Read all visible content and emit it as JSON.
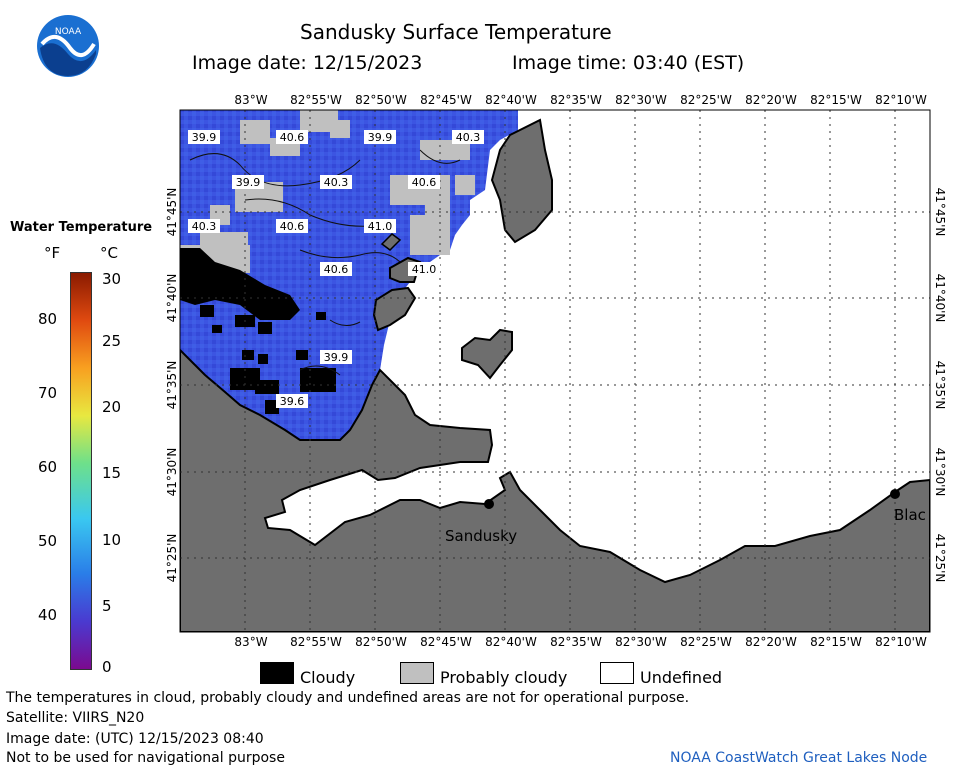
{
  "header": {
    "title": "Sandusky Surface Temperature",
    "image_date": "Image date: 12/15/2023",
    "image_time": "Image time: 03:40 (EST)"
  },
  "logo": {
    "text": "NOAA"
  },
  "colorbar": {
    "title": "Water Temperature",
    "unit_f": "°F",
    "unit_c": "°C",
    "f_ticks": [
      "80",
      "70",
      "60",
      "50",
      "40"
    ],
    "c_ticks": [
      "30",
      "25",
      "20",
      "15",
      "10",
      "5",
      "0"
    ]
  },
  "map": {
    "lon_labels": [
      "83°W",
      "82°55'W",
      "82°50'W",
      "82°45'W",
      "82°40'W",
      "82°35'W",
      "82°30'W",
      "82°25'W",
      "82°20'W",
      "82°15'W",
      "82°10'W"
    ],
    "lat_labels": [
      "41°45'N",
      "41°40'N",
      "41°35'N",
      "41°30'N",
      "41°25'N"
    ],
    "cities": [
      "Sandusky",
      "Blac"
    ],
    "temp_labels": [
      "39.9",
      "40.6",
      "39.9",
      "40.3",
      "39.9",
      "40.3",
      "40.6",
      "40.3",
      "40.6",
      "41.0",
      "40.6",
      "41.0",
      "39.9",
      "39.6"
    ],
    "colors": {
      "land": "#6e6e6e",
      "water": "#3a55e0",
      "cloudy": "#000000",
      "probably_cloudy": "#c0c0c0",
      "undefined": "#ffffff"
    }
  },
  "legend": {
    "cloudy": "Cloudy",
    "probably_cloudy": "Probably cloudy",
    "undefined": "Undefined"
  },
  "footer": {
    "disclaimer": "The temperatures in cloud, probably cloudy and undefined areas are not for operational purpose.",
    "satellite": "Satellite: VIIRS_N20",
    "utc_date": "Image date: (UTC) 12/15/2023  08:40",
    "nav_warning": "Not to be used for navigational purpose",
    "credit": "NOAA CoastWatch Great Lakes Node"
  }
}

==

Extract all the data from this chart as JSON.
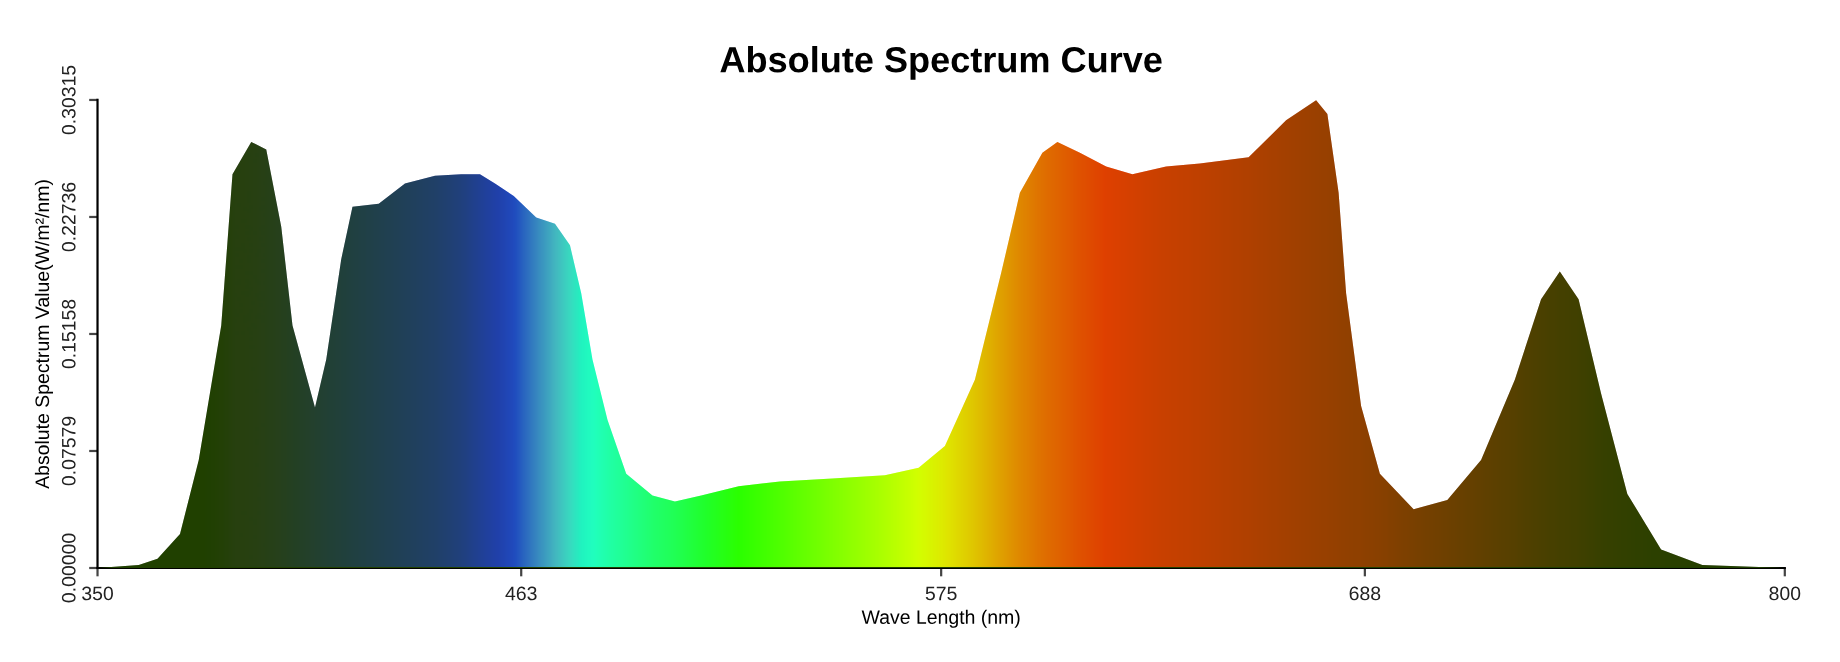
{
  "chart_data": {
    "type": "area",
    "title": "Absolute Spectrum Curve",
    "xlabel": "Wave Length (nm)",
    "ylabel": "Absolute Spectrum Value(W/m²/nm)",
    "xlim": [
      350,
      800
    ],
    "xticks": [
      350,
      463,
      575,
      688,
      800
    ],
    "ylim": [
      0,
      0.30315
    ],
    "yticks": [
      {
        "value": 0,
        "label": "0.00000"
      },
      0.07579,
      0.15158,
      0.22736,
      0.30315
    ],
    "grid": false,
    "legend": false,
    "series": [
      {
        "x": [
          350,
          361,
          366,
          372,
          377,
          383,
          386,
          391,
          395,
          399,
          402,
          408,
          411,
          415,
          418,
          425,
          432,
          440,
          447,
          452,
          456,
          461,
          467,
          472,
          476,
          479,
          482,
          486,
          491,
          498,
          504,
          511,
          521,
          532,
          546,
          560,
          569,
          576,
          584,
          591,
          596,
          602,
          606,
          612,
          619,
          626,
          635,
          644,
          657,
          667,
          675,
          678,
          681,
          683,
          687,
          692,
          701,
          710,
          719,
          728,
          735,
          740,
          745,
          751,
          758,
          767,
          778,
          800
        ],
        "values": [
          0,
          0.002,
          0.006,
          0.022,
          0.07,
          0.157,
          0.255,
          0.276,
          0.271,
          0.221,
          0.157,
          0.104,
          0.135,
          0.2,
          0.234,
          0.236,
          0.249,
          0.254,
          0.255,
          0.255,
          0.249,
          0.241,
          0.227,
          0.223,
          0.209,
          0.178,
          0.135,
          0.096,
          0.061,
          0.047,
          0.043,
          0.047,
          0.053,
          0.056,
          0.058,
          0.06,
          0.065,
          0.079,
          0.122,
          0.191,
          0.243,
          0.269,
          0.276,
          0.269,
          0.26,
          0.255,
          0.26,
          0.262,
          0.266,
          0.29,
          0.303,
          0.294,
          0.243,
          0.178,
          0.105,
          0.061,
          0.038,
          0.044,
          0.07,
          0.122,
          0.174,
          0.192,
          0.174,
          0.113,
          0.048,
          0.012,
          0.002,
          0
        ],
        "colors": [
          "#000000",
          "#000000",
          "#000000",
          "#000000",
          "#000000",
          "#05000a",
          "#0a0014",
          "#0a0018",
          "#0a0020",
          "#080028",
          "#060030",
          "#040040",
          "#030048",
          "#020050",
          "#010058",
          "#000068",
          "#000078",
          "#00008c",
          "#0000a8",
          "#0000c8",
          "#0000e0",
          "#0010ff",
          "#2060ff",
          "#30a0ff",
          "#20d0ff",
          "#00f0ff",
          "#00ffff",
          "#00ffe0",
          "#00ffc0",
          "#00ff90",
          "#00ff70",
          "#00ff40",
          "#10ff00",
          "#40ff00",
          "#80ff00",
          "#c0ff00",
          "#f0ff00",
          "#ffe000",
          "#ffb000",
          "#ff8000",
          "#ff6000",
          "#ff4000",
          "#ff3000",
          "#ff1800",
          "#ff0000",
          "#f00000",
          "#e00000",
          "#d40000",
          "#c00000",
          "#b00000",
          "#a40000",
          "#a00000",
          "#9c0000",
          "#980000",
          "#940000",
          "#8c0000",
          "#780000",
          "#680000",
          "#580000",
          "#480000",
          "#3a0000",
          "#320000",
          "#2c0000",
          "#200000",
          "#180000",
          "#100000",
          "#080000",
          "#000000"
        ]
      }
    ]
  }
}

* * *

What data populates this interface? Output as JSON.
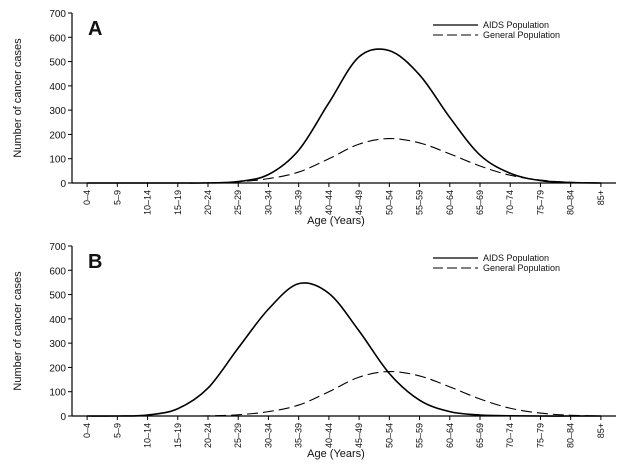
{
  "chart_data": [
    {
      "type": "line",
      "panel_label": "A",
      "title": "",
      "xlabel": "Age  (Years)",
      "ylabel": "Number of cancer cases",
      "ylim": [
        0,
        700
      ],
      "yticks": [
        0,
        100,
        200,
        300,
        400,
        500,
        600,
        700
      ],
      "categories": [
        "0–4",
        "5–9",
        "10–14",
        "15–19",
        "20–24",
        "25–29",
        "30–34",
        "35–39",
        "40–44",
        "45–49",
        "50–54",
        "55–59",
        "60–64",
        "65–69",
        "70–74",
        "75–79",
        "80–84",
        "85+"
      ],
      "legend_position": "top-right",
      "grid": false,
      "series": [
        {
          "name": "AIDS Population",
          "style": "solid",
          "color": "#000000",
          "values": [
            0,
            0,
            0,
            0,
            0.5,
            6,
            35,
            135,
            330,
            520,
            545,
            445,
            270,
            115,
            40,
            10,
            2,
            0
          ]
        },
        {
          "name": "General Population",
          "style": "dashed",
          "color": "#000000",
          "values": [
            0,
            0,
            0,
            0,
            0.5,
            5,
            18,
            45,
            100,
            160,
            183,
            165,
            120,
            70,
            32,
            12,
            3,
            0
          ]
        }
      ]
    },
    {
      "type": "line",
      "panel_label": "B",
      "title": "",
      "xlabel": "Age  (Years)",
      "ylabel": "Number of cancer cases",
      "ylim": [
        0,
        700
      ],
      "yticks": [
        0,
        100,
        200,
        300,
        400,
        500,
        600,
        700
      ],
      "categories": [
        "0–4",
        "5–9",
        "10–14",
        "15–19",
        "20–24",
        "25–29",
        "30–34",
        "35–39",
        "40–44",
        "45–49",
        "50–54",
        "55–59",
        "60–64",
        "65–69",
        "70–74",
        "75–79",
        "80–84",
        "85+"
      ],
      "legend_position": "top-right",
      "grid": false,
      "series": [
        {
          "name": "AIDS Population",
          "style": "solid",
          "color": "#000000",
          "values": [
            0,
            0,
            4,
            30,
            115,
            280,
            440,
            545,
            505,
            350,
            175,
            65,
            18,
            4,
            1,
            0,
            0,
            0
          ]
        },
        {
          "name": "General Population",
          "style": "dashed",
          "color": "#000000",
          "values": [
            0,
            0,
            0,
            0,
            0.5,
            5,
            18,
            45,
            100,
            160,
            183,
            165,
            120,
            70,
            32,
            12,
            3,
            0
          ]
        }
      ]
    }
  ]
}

• _OBJECTIVE_:
In the entries above, identify each line that includes the string "Spectrum", then copy it.

• _TASK OUTPUT_:
    "title": "Absolute Spectrum Curve",
    "ylabel": "Absolute Spectrum Value(W/m²/nm)",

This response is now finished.